### Written task
Lines that hold the word "Positive" should be located and copied.

(Structured figure records)
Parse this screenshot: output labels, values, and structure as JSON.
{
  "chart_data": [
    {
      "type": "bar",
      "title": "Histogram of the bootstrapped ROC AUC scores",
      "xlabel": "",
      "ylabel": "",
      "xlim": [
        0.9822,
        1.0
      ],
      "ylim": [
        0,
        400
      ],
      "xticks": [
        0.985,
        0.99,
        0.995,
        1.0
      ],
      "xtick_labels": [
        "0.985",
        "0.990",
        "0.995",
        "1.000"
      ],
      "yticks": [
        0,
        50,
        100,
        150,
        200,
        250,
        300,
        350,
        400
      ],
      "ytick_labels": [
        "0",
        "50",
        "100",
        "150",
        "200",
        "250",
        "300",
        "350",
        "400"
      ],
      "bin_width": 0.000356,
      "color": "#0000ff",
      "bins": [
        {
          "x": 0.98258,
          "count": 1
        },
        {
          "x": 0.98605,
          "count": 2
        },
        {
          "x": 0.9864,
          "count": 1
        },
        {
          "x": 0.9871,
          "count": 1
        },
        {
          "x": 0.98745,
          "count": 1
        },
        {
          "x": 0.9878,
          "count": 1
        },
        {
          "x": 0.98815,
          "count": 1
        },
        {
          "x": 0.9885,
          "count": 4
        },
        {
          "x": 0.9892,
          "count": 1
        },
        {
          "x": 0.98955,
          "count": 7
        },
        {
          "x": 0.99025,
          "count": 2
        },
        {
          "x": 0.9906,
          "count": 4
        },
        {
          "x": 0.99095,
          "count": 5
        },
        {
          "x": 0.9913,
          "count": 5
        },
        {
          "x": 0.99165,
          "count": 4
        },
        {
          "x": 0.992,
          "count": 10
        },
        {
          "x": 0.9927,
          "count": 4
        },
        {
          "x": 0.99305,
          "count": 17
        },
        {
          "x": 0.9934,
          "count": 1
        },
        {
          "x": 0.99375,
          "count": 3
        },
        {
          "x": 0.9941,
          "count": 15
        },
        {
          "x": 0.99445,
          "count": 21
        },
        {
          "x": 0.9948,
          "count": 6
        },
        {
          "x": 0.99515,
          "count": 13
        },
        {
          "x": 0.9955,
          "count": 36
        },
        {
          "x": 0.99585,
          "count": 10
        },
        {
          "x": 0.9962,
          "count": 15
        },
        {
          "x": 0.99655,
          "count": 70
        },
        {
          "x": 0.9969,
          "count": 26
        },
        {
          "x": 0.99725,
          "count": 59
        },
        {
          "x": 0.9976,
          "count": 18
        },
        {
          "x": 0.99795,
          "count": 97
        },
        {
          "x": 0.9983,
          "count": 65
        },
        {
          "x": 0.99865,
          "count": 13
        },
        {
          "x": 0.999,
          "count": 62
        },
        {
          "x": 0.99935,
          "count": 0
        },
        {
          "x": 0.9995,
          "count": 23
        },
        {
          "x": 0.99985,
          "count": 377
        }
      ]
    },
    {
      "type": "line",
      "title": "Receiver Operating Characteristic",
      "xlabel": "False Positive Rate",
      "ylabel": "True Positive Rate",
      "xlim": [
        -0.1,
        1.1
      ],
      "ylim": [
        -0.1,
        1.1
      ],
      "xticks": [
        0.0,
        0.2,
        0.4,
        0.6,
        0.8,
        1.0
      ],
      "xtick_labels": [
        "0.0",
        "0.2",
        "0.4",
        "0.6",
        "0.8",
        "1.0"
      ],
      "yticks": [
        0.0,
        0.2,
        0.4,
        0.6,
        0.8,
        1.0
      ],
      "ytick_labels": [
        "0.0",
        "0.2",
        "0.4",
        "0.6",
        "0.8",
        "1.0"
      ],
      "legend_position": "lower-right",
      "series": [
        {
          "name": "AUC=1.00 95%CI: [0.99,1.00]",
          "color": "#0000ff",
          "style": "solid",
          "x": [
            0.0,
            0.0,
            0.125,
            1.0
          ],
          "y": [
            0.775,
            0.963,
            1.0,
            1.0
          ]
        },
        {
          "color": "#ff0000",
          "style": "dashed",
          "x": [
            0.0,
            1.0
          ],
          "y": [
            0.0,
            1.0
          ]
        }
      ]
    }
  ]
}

### Solution to this problem
      "xlabel": "False Positive Rate",
      "ylabel": "True Positive Rate",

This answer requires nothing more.